** start **

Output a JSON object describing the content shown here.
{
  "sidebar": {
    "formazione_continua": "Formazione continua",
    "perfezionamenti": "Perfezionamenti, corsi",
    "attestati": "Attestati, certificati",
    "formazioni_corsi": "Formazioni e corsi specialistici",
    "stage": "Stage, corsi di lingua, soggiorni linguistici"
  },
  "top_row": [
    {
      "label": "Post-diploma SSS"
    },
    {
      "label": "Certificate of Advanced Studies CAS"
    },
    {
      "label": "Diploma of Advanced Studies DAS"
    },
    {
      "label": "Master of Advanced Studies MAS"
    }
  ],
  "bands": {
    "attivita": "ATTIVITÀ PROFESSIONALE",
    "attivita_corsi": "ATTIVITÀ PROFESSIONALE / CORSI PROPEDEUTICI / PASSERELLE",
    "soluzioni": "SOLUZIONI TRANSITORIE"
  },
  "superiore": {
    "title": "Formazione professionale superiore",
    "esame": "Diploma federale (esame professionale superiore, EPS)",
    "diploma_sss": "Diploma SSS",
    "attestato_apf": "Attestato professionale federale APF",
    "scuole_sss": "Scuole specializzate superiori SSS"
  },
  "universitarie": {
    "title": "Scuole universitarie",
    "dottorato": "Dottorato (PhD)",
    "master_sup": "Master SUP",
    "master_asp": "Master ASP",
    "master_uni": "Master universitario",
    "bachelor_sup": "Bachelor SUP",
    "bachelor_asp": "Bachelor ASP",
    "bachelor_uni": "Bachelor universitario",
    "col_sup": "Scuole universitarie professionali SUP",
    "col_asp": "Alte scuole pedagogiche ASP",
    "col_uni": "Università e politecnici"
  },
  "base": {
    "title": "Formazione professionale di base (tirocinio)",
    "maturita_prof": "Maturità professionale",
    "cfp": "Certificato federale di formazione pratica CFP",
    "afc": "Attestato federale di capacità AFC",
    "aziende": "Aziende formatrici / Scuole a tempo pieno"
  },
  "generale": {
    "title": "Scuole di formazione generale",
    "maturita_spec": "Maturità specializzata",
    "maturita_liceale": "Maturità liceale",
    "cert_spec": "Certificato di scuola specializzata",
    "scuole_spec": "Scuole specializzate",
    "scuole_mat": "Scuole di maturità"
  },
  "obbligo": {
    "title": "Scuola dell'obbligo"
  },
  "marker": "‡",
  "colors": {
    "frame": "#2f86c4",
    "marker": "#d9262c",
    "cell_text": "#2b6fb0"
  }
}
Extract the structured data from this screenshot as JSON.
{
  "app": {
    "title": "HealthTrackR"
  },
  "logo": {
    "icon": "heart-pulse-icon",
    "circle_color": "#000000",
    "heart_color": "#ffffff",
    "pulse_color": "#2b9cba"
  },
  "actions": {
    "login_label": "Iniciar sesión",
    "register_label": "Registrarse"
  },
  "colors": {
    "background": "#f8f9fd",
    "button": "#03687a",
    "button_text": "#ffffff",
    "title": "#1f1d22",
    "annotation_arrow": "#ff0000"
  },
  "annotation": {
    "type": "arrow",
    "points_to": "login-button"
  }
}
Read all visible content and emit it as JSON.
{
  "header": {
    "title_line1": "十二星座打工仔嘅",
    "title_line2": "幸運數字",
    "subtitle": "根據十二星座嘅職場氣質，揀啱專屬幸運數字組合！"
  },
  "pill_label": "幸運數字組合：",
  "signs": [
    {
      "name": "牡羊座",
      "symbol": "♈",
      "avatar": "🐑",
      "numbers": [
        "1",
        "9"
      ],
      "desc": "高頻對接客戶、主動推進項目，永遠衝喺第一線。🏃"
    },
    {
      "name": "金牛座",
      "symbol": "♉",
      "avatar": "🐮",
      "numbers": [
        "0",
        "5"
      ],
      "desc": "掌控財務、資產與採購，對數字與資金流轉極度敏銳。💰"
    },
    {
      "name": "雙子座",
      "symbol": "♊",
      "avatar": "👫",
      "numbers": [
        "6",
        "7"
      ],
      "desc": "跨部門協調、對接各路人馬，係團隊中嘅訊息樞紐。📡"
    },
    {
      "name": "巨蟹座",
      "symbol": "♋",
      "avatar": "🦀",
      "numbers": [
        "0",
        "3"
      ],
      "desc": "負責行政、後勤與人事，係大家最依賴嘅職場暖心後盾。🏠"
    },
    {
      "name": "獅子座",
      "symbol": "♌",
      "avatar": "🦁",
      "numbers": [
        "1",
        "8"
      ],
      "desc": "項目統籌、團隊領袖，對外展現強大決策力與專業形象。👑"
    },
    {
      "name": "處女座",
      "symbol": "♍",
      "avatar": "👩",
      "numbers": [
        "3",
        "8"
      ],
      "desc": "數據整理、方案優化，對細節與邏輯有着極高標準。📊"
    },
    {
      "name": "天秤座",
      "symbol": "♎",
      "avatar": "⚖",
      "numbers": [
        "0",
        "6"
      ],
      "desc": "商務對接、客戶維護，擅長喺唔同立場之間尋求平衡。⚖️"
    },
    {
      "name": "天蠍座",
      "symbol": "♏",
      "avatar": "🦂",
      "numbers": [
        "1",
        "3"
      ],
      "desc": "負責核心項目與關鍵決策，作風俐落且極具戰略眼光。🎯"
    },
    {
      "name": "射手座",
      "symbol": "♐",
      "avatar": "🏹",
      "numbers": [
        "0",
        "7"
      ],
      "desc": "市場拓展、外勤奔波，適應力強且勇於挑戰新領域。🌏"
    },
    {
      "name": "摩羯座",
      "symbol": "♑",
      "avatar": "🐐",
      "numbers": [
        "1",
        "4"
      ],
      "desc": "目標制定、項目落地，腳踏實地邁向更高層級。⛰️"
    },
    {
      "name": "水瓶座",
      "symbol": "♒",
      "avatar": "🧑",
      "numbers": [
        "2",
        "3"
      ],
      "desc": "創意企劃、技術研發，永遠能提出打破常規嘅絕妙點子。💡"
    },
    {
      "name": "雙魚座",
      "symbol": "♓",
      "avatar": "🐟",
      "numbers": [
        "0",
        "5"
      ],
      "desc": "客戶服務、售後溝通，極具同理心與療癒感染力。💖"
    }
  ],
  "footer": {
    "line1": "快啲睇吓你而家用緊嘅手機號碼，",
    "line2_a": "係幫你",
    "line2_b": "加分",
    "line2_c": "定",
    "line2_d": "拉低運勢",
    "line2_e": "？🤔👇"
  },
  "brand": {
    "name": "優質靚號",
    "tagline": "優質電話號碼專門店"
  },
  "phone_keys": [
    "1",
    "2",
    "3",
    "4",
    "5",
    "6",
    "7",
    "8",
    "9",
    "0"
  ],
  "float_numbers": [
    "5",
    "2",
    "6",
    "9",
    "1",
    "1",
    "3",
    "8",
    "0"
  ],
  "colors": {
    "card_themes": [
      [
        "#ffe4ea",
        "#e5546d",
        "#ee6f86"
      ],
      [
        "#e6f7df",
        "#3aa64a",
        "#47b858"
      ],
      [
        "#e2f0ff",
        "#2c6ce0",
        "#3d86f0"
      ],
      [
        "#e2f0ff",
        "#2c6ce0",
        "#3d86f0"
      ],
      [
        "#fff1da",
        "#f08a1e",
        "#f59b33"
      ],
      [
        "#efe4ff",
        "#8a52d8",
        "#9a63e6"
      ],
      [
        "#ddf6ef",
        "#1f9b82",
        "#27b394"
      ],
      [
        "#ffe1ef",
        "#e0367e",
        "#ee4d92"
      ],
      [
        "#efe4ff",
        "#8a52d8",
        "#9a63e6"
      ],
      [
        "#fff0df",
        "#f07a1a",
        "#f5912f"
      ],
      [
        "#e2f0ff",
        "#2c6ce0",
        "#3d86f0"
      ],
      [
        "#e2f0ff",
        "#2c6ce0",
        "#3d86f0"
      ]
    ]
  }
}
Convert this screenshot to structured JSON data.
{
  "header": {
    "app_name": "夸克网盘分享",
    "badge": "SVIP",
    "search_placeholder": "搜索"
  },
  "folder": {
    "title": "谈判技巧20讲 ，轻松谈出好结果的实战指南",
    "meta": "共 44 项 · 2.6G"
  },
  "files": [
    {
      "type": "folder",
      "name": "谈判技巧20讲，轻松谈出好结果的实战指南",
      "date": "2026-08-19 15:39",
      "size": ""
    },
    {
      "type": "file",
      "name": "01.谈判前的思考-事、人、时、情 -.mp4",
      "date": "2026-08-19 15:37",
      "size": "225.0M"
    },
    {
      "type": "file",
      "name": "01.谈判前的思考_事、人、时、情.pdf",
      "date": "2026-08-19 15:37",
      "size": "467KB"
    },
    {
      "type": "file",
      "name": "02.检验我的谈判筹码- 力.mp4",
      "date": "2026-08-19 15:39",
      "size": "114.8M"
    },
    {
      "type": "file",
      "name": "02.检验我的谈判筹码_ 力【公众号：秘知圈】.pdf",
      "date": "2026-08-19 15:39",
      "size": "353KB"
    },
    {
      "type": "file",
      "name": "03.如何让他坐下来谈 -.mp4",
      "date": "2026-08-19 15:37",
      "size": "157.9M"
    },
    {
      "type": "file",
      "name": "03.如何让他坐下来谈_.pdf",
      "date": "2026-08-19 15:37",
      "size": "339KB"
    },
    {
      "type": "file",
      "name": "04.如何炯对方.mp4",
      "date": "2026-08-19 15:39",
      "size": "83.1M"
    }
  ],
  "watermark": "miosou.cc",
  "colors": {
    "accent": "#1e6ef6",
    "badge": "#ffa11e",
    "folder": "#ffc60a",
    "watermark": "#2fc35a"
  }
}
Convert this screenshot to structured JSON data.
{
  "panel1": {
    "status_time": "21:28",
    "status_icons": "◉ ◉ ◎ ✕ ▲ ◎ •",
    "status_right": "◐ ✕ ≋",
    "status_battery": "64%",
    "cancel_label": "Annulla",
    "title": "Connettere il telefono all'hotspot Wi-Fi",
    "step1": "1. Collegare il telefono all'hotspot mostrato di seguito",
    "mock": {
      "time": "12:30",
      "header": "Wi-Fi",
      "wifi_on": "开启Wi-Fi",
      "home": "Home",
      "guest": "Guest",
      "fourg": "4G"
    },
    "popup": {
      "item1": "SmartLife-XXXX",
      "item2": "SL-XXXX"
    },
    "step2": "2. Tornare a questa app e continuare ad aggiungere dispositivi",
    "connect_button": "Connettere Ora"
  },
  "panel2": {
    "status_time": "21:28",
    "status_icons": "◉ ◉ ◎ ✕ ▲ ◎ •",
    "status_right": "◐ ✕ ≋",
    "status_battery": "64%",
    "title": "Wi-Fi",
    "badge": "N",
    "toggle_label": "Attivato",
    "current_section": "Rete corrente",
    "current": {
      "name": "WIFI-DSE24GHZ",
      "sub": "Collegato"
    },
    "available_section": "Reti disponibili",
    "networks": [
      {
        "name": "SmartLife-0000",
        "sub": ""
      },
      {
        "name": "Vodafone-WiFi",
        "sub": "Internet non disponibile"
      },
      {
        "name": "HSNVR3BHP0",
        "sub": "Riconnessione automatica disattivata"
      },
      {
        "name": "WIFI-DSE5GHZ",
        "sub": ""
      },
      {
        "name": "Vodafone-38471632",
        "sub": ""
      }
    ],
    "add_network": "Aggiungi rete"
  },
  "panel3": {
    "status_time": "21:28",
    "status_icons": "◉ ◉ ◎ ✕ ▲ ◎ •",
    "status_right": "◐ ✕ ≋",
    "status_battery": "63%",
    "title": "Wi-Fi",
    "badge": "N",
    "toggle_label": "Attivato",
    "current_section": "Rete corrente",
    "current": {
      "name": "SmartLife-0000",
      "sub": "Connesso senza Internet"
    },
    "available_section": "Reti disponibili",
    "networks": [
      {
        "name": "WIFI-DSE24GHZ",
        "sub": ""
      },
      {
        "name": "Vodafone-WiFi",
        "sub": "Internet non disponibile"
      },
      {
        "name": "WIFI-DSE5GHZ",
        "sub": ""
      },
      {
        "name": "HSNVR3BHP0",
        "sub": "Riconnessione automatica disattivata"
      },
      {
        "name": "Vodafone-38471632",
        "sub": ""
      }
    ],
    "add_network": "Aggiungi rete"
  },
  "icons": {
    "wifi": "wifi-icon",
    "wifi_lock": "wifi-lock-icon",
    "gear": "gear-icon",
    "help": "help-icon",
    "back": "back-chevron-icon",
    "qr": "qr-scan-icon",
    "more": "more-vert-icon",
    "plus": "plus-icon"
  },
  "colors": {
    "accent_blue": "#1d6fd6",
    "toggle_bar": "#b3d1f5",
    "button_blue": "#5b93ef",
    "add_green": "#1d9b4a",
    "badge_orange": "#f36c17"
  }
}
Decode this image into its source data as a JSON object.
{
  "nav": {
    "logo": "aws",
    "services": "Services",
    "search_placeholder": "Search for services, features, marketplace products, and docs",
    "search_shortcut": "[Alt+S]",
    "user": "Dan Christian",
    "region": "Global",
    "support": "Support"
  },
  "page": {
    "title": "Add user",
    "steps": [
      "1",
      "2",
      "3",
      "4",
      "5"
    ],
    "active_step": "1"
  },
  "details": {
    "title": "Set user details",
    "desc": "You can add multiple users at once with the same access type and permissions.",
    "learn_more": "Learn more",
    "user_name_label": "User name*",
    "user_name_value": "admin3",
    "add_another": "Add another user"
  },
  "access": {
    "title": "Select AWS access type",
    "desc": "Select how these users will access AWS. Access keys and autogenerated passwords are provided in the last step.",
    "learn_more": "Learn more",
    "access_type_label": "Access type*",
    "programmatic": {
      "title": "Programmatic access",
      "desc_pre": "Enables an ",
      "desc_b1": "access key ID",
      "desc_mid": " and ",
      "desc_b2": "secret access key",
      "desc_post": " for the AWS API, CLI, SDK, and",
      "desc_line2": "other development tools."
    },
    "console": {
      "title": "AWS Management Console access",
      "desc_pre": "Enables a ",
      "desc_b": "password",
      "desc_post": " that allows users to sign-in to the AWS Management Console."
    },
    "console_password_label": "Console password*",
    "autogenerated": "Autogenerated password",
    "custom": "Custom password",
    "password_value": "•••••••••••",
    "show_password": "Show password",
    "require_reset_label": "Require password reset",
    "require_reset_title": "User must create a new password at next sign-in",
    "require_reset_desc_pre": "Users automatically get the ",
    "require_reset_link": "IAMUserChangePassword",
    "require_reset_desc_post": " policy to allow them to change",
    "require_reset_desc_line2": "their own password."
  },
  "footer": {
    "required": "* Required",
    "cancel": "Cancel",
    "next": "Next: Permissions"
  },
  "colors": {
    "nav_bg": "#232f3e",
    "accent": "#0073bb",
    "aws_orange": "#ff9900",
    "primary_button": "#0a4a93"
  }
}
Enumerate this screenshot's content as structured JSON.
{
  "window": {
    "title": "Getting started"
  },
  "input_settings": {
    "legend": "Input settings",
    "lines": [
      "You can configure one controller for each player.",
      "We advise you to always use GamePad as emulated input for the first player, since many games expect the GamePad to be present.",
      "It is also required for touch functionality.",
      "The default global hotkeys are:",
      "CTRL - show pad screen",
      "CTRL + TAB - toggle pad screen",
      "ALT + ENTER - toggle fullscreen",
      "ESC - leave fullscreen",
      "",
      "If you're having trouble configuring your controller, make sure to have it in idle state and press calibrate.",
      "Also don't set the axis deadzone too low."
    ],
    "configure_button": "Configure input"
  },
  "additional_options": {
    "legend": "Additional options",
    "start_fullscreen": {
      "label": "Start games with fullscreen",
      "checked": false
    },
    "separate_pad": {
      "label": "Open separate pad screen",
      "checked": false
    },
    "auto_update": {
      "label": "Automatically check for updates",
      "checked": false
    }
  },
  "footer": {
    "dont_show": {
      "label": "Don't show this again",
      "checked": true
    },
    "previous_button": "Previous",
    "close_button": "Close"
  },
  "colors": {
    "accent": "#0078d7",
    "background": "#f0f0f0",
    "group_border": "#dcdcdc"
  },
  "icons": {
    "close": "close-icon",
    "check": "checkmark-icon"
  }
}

** end **

WHAT TO PRODUCE ::
Across the records, how many lines contain "universitarie"? Only the number should be given.

CORRECT ANSWER ::
3